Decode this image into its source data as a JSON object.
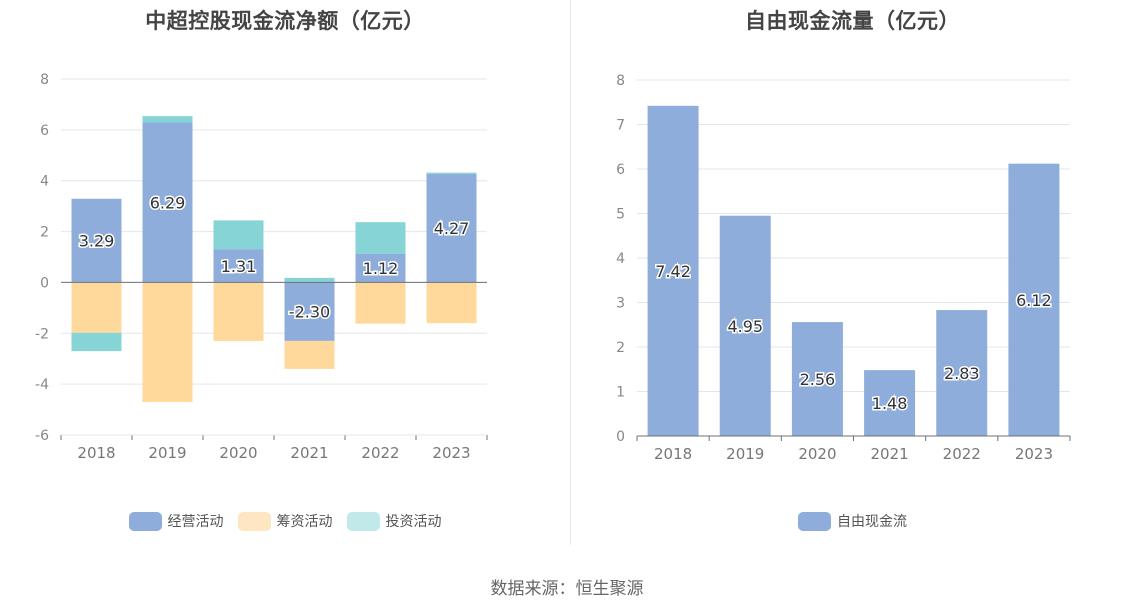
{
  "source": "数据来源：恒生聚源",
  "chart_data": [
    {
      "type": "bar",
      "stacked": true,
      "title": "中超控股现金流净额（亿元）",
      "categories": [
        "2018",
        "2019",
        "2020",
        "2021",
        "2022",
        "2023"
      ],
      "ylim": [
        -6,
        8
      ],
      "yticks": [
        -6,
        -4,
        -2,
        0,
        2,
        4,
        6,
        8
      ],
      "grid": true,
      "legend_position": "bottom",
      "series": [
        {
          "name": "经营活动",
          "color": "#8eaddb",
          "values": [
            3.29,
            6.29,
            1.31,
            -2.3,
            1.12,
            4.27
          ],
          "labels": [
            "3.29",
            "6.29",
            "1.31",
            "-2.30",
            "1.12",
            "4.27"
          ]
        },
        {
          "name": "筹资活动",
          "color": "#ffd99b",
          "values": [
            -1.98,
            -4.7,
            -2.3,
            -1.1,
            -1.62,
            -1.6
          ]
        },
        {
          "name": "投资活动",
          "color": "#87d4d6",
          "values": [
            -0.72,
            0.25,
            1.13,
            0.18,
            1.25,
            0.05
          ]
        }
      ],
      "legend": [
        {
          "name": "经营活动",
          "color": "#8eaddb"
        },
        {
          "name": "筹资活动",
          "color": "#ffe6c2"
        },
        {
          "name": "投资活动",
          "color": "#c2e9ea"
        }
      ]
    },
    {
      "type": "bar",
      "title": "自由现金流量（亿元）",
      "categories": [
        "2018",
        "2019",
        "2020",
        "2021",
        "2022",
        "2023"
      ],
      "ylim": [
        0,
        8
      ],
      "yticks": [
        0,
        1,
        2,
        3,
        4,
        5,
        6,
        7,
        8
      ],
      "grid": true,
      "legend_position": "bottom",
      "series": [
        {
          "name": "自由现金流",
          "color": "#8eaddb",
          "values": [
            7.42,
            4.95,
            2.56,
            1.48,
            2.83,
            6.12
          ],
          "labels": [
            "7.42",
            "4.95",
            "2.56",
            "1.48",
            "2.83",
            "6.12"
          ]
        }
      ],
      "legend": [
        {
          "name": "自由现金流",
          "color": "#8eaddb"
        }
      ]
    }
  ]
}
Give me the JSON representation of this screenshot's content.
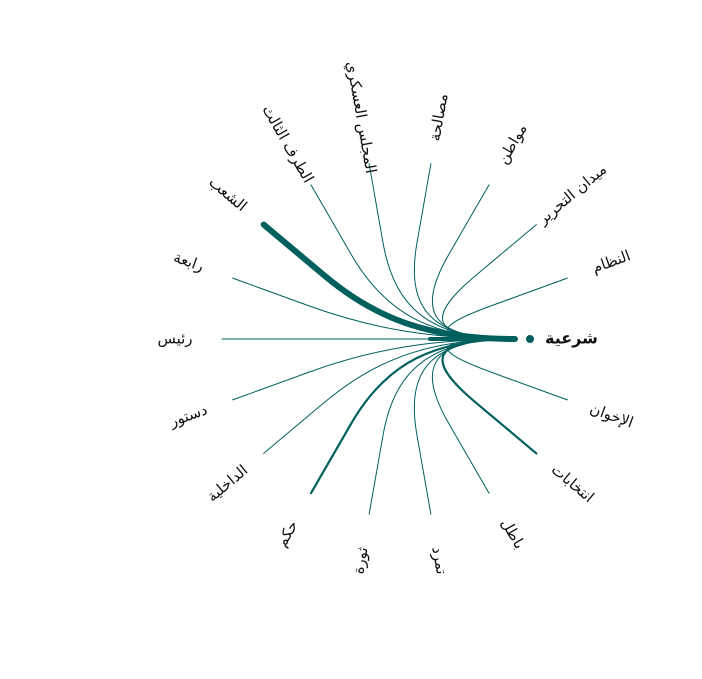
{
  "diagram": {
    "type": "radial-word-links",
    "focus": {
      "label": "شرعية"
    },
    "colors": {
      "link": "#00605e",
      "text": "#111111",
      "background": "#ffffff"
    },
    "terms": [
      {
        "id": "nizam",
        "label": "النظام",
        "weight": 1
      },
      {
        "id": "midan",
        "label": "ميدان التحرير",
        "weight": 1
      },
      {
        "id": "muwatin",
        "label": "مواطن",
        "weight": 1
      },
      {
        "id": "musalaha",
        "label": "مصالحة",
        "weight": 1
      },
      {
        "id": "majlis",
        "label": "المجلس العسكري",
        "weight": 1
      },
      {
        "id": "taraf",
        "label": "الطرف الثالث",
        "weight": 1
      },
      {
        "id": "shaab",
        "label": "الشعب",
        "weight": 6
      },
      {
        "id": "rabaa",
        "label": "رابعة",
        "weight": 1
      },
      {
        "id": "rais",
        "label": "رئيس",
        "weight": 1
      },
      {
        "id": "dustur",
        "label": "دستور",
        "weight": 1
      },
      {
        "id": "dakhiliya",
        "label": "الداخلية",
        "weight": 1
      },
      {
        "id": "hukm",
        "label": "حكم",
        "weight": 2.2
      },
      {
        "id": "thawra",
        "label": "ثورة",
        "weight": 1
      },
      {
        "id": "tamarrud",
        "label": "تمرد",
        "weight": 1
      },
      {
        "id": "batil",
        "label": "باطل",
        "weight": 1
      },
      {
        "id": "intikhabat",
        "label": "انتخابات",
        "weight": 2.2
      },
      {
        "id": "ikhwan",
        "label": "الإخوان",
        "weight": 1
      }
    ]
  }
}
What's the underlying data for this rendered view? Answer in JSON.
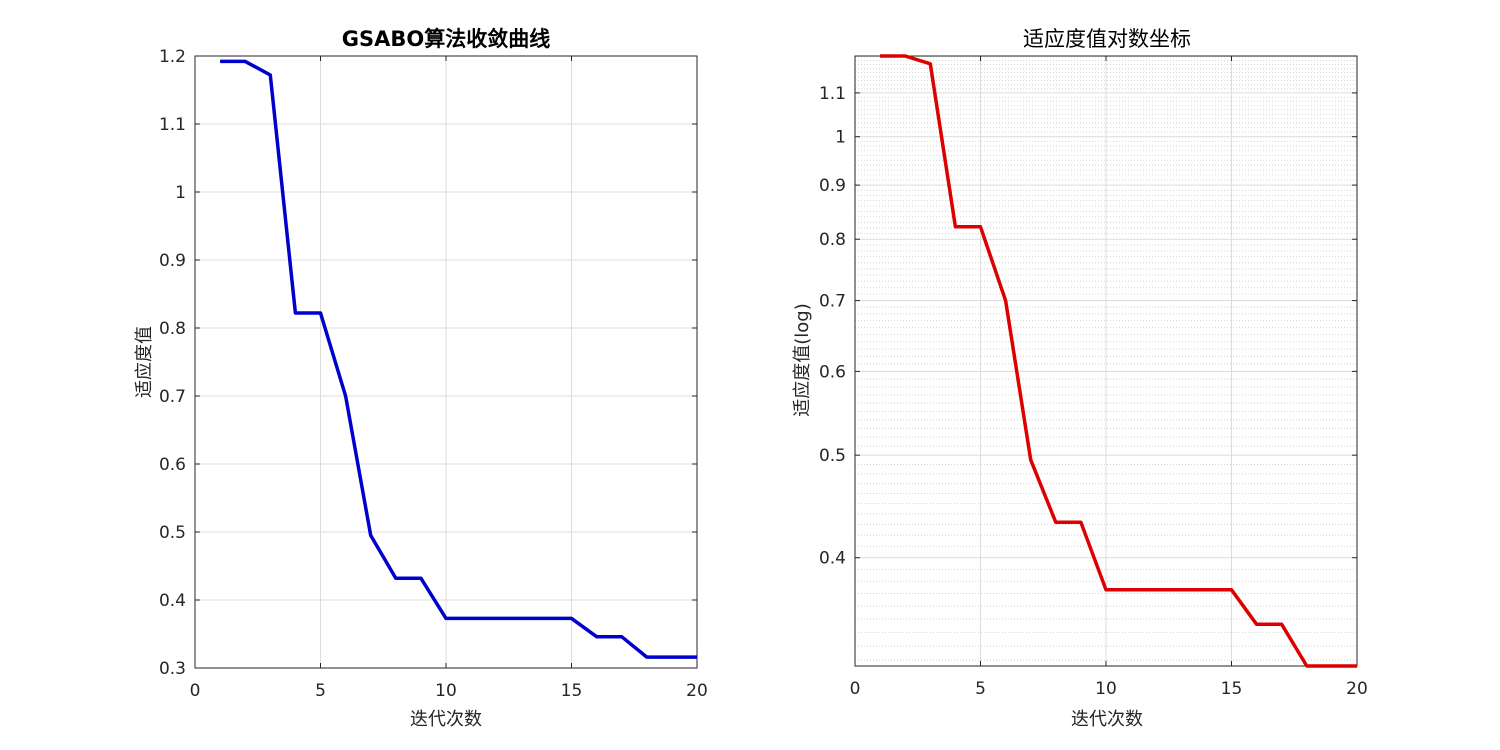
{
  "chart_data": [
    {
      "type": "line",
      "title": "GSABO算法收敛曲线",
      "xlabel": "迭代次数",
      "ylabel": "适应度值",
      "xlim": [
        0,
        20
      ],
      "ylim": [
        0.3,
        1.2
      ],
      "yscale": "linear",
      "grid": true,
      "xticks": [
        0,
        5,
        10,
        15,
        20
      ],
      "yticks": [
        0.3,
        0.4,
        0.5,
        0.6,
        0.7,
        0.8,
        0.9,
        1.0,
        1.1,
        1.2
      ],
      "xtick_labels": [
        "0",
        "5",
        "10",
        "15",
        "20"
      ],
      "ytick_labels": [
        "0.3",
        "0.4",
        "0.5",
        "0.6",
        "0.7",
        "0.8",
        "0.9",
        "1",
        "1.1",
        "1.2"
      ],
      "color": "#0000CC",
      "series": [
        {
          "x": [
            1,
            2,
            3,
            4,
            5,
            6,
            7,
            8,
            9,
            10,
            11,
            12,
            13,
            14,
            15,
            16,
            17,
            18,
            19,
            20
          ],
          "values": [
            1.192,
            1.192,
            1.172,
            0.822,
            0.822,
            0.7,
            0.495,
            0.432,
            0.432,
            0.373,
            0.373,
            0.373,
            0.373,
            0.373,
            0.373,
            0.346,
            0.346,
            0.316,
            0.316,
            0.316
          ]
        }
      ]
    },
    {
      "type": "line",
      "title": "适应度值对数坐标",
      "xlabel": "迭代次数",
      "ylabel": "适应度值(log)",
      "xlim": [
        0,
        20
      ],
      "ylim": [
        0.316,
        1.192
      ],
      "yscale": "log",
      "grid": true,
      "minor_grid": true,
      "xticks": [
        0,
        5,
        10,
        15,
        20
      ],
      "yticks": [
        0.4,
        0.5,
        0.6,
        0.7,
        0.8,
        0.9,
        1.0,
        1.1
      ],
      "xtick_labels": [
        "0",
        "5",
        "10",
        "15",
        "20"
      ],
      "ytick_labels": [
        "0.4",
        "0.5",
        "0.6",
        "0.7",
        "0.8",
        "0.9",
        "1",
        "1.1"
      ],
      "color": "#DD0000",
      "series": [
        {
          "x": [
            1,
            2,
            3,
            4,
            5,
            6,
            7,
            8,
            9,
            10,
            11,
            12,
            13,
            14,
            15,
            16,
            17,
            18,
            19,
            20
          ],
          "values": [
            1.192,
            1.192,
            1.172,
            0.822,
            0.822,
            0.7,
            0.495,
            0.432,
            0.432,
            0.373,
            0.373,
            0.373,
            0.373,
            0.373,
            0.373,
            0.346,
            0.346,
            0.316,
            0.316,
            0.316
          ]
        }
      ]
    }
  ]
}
◆ ◆ ◆
● **SHORT EXERCISE**
Copy every record above exactly as written, but leave out the pictures.

● **TASK ANSWER**
Decode this image into its source data as a JSON object.
{
  "source": "数据来源：恒生聚源",
  "chart_data": [
    {
      "type": "bar",
      "stacked": true,
      "title": "中超控股现金流净额（亿元）",
      "categories": [
        "2018",
        "2019",
        "2020",
        "2021",
        "2022",
        "2023"
      ],
      "ylim": [
        -6,
        8
      ],
      "yticks": [
        -6,
        -4,
        -2,
        0,
        2,
        4,
        6,
        8
      ],
      "grid": true,
      "legend_position": "bottom",
      "series": [
        {
          "name": "经营活动",
          "color": "#8eaddb",
          "values": [
            3.29,
            6.29,
            1.31,
            -2.3,
            1.12,
            4.27
          ],
          "labels": [
            "3.29",
            "6.29",
            "1.31",
            "-2.30",
            "1.12",
            "4.27"
          ]
        },
        {
          "name": "筹资活动",
          "color": "#ffd99b",
          "values": [
            -1.98,
            -4.7,
            -2.3,
            -1.1,
            -1.62,
            -1.6
          ]
        },
        {
          "name": "投资活动",
          "color": "#87d4d6",
          "values": [
            -0.72,
            0.25,
            1.13,
            0.18,
            1.25,
            0.05
          ]
        }
      ],
      "legend": [
        {
          "name": "经营活动",
          "color": "#8eaddb"
        },
        {
          "name": "筹资活动",
          "color": "#ffe6c2"
        },
        {
          "name": "投资活动",
          "color": "#c2e9ea"
        }
      ]
    },
    {
      "type": "bar",
      "title": "自由现金流量（亿元）",
      "categories": [
        "2018",
        "2019",
        "2020",
        "2021",
        "2022",
        "2023"
      ],
      "ylim": [
        0,
        8
      ],
      "yticks": [
        0,
        1,
        2,
        3,
        4,
        5,
        6,
        7,
        8
      ],
      "grid": true,
      "legend_position": "bottom",
      "series": [
        {
          "name": "自由现金流",
          "color": "#8eaddb",
          "values": [
            7.42,
            4.95,
            2.56,
            1.48,
            2.83,
            6.12
          ],
          "labels": [
            "7.42",
            "4.95",
            "2.56",
            "1.48",
            "2.83",
            "6.12"
          ]
        }
      ],
      "legend": [
        {
          "name": "自由现金流",
          "color": "#8eaddb"
        }
      ]
    }
  ]
}
Give me the JSON representation of this screenshot's content.
{
  "diagram": {
    "type": "radial-word-links",
    "focus": {
      "label": "شرعية"
    },
    "colors": {
      "link": "#00605e",
      "text": "#111111",
      "background": "#ffffff"
    },
    "terms": [
      {
        "id": "nizam",
        "label": "النظام",
        "weight": 1
      },
      {
        "id": "midan",
        "label": "ميدان التحرير",
        "weight": 1
      },
      {
        "id": "muwatin",
        "label": "مواطن",
        "weight": 1
      },
      {
        "id": "musalaha",
        "label": "مصالحة",
        "weight": 1
      },
      {
        "id": "majlis",
        "label": "المجلس العسكري",
        "weight": 1
      },
      {
        "id": "taraf",
        "label": "الطرف الثالث",
        "weight": 1
      },
      {
        "id": "shaab",
        "label": "الشعب",
        "weight": 6
      },
      {
        "id": "rabaa",
        "label": "رابعة",
        "weight": 1
      },
      {
        "id": "rais",
        "label": "رئيس",
        "weight": 1
      },
      {
        "id": "dustur",
        "label": "دستور",
        "weight": 1
      },
      {
        "id": "dakhiliya",
        "label": "الداخلية",
        "weight": 1
      },
      {
        "id": "hukm",
        "label": "حكم",
        "weight": 2.2
      },
      {
        "id": "thawra",
        "label": "ثورة",
        "weight": 1
      },
      {
        "id": "tamarrud",
        "label": "تمرد",
        "weight": 1
      },
      {
        "id": "batil",
        "label": "باطل",
        "weight": 1
      },
      {
        "id": "intikhabat",
        "label": "انتخابات",
        "weight": 2.2
      },
      {
        "id": "ikhwan",
        "label": "الإخوان",
        "weight": 1
      }
    ]
  }
}
What's the underlying data for this rendered view? Answer in JSON.
{
  "chart_data": [
    {
      "type": "line",
      "title": "GSABO算法收敛曲线",
      "xlabel": "迭代次数",
      "ylabel": "适应度值",
      "xlim": [
        0,
        20
      ],
      "ylim": [
        0.3,
        1.2
      ],
      "yscale": "linear",
      "grid": true,
      "xticks": [
        0,
        5,
        10,
        15,
        20
      ],
      "yticks": [
        0.3,
        0.4,
        0.5,
        0.6,
        0.7,
        0.8,
        0.9,
        1.0,
        1.1,
        1.2
      ],
      "xtick_labels": [
        "0",
        "5",
        "10",
        "15",
        "20"
      ],
      "ytick_labels": [
        "0.3",
        "0.4",
        "0.5",
        "0.6",
        "0.7",
        "0.8",
        "0.9",
        "1",
        "1.1",
        "1.2"
      ],
      "color": "#0000CC",
      "series": [
        {
          "x": [
            1,
            2,
            3,
            4,
            5,
            6,
            7,
            8,
            9,
            10,
            11,
            12,
            13,
            14,
            15,
            16,
            17,
            18,
            19,
            20
          ],
          "values": [
            1.192,
            1.192,
            1.172,
            0.822,
            0.822,
            0.7,
            0.495,
            0.432,
            0.432,
            0.373,
            0.373,
            0.373,
            0.373,
            0.373,
            0.373,
            0.346,
            0.346,
            0.316,
            0.316,
            0.316
          ]
        }
      ]
    },
    {
      "type": "line",
      "title": "适应度值对数坐标",
      "xlabel": "迭代次数",
      "ylabel": "适应度值(log)",
      "xlim": [
        0,
        20
      ],
      "ylim": [
        0.316,
        1.192
      ],
      "yscale": "log",
      "grid": true,
      "minor_grid": true,
      "xticks": [
        0,
        5,
        10,
        15,
        20
      ],
      "yticks": [
        0.4,
        0.5,
        0.6,
        0.7,
        0.8,
        0.9,
        1.0,
        1.1
      ],
      "xtick_labels": [
        "0",
        "5",
        "10",
        "15",
        "20"
      ],
      "ytick_labels": [
        "0.4",
        "0.5",
        "0.6",
        "0.7",
        "0.8",
        "0.9",
        "1",
        "1.1"
      ],
      "color": "#DD0000",
      "series": [
        {
          "x": [
            1,
            2,
            3,
            4,
            5,
            6,
            7,
            8,
            9,
            10,
            11,
            12,
            13,
            14,
            15,
            16,
            17,
            18,
            19,
            20
          ],
          "values": [
            1.192,
            1.192,
            1.172,
            0.822,
            0.822,
            0.7,
            0.495,
            0.432,
            0.432,
            0.373,
            0.373,
            0.373,
            0.373,
            0.373,
            0.373,
            0.346,
            0.346,
            0.316,
            0.316,
            0.316
          ]
        }
      ]
    }
  ]
}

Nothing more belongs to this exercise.